Stated exercise
Return only the count of lines in which the word "是定义在" appears.

Saved entries
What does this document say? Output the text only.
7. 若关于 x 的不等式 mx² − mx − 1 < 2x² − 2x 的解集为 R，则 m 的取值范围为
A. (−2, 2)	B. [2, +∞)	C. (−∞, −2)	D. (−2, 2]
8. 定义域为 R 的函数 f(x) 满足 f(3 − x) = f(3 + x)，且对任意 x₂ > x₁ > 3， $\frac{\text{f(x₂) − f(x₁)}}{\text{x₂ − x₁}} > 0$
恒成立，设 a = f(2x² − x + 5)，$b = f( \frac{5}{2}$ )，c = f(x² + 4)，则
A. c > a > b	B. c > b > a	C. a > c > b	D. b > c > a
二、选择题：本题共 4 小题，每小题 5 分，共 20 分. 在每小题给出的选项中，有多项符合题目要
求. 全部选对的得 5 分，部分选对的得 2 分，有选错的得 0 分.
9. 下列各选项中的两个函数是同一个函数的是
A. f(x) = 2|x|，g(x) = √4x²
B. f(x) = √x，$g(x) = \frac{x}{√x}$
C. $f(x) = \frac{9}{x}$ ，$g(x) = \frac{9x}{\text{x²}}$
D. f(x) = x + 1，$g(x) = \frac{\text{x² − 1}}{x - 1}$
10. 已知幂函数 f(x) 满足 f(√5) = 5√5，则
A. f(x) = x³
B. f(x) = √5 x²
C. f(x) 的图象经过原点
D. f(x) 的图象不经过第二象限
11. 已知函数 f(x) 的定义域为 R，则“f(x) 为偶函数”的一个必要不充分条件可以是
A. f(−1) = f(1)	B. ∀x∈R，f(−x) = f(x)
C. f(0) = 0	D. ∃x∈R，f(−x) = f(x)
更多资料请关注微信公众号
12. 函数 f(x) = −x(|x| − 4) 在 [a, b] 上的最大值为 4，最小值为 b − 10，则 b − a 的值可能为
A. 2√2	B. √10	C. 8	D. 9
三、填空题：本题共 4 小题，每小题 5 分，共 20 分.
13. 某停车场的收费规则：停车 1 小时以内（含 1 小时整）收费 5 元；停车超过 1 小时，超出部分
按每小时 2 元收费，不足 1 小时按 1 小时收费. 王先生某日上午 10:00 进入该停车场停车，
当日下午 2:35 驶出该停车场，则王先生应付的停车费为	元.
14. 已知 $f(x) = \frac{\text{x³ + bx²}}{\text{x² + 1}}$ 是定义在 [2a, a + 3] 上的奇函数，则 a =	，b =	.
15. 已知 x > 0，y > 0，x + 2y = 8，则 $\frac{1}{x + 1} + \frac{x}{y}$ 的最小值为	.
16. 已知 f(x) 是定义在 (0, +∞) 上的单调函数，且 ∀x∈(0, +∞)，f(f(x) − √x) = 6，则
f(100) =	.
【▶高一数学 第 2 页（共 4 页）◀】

Output below
2